◆ Data rows ◆
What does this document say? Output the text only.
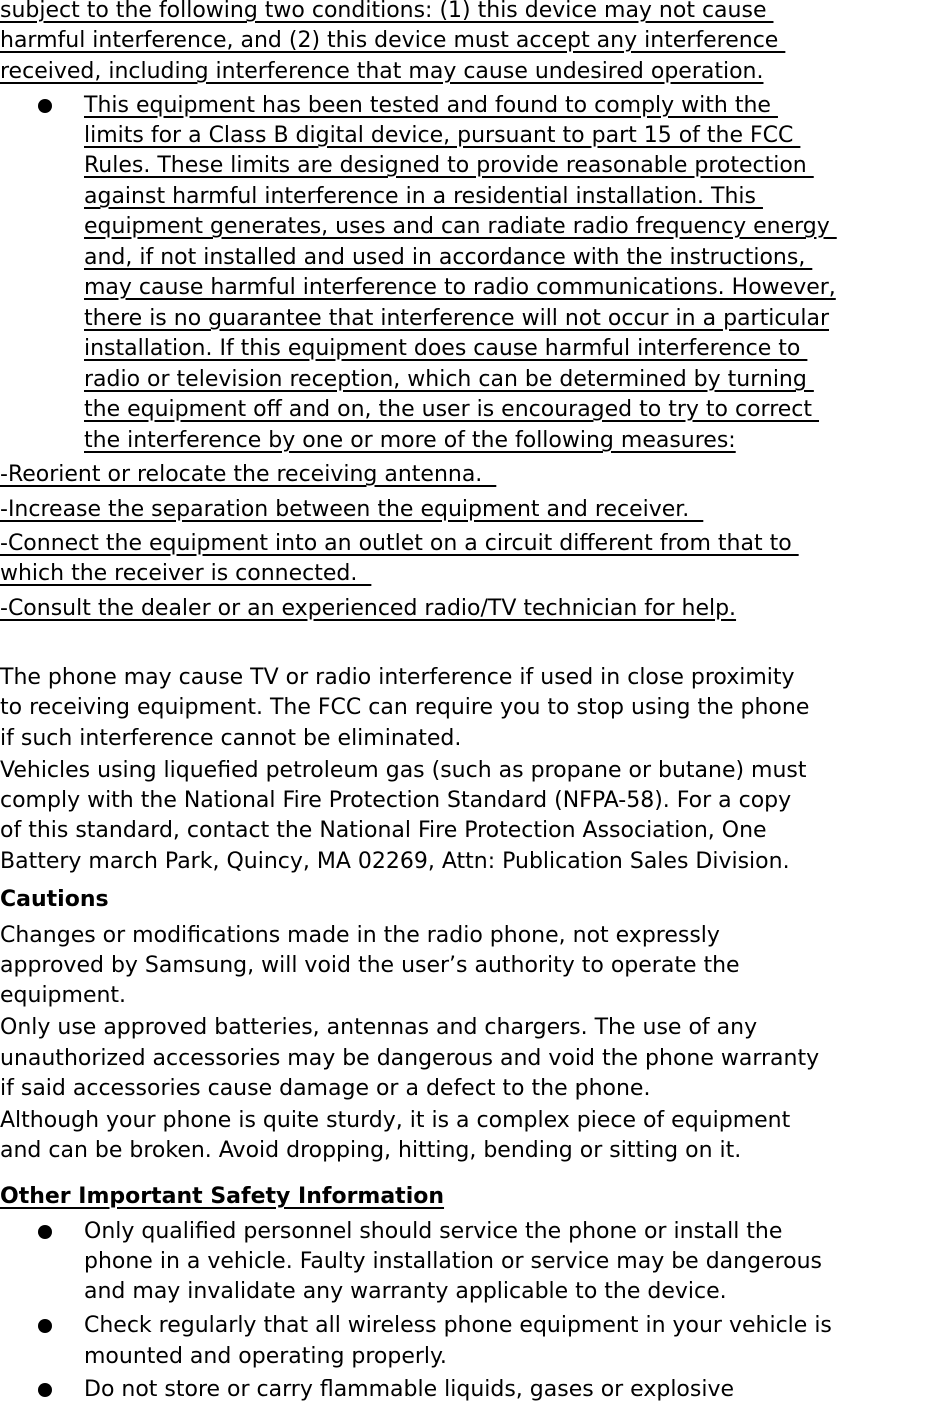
subject to the following two conditions: (1) this device may not cause
harmful interference, and (2) this device must accept any interference
received, including interference that may cause undesired operation.
This equipment has been tested and found to comply with the
limits for a Class B digital device, pursuant to part 15 of the FCC
Rules. These limits are designed to provide reasonable protection
against harmful interference in a residential installation. This
equipment generates, uses and can radiate radio frequency energy
and, if not installed and used in accordance with the instructions,
may cause harmful interference to radio communications. However,
there is no guarantee that interference will not occur in a particular
installation. If this equipment does cause harmful interference to
radio or television reception, which can be determined by turning
the equipment off and on, the user is encouraged to try to correct
the interference by one or more of the following measures:
-Reorient or relocate the receiving antenna.
-Increase the separation between the equipment and receiver.
-Connect the equipment into an outlet on a circuit different from that to
which the receiver is connected.
-Consult the dealer or an experienced radio/TV technician for help.
The phone may cause TV or radio interference if used in close proximity
to receiving equipment. The FCC can require you to stop using the phone
if such interference cannot be eliminated.
Vehicles using liquefied petroleum gas (such as propane or butane) must
comply with the National Fire Protection Standard (NFPA-58). For a copy
of this standard, contact the National Fire Protection Association, One
Battery march Park, Quincy, MA 02269, Attn: Publication Sales Division.
Cautions
Changes or modifications made in the radio phone, not expressly
approved by Samsung, will void the user’s authority to operate the
equipment.
Only use approved batteries, antennas and chargers. The use of any
unauthorized accessories may be dangerous and void the phone warranty
if said accessories cause damage or a defect to the phone.
Although your phone is quite sturdy, it is a complex piece of equipment
and can be broken. Avoid dropping, hitting, bending or sitting on it.
Other Important Safety Information
Only qualified personnel should service the phone or install the
phone in a vehicle. Faulty installation or service may be dangerous
and may invalidate any warranty applicable to the device.
Check regularly that all wireless phone equipment in your vehicle is
mounted and operating properly.
Do not store or carry flammable liquids, gases or explosive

◆ Exercise aim ◆
Exclude the pictures, and transcribe all of the material exactly.

◆ Exercise result ◆
What does this document say? Output the text only.
subject to the following two conditions: (1) this device may not cause
harmful interference, and (2) this device must accept any interference
received, including interference that may cause undesired operation.
This equipment has been tested and found to comply with the
limits for a Class B digital device, pursuant to part 15 of the FCC
Rules. These limits are designed to provide reasonable protection
against harmful interference in a residential installation. This
equipment generates, uses and can radiate radio frequency energy
and, if not installed and used in accordance with the instructions,
may cause harmful interference to radio communications. However,
there is no guarantee that interference will not occur in a particular
installation. If this equipment does cause harmful interference to
radio or television reception, which can be determined by turning
the equipment off and on, the user is encouraged to try to correct
the interference by one or more of the following measures:
-Reorient or relocate the receiving antenna.
-Increase the separation between the equipment and receiver.
-Connect the equipment into an outlet on a circuit different from that to
which the receiver is connected.
-Consult the dealer or an experienced radio/TV technician for help.
The phone may cause TV or radio interference if used in close proximity
to receiving equipment. The FCC can require you to stop using the phone
if such interference cannot be eliminated.
Vehicles using liquefied petroleum gas (such as propane or butane) must
comply with the National Fire Protection Standard (NFPA-58). For a copy
of this standard, contact the National Fire Protection Association, One
Battery march Park, Quincy, MA 02269, Attn: Publication Sales Division.
Cautions
Changes or modifications made in the radio phone, not expressly
approved by Samsung, will void the user’s authority to operate the
equipment.
Only use approved batteries, antennas and chargers. The use of any
unauthorized accessories may be dangerous and void the phone warranty
if said accessories cause damage or a defect to the phone.
Although your phone is quite sturdy, it is a complex piece of equipment
and can be broken. Avoid dropping, hitting, bending or sitting on it.
Other Important Safety Information
Only qualified personnel should service the phone or install the
phone in a vehicle. Faulty installation or service may be dangerous
and may invalidate any warranty applicable to the device.
Check regularly that all wireless phone equipment in your vehicle is
mounted and operating properly.
Do not store or carry flammable liquids, gases or explosive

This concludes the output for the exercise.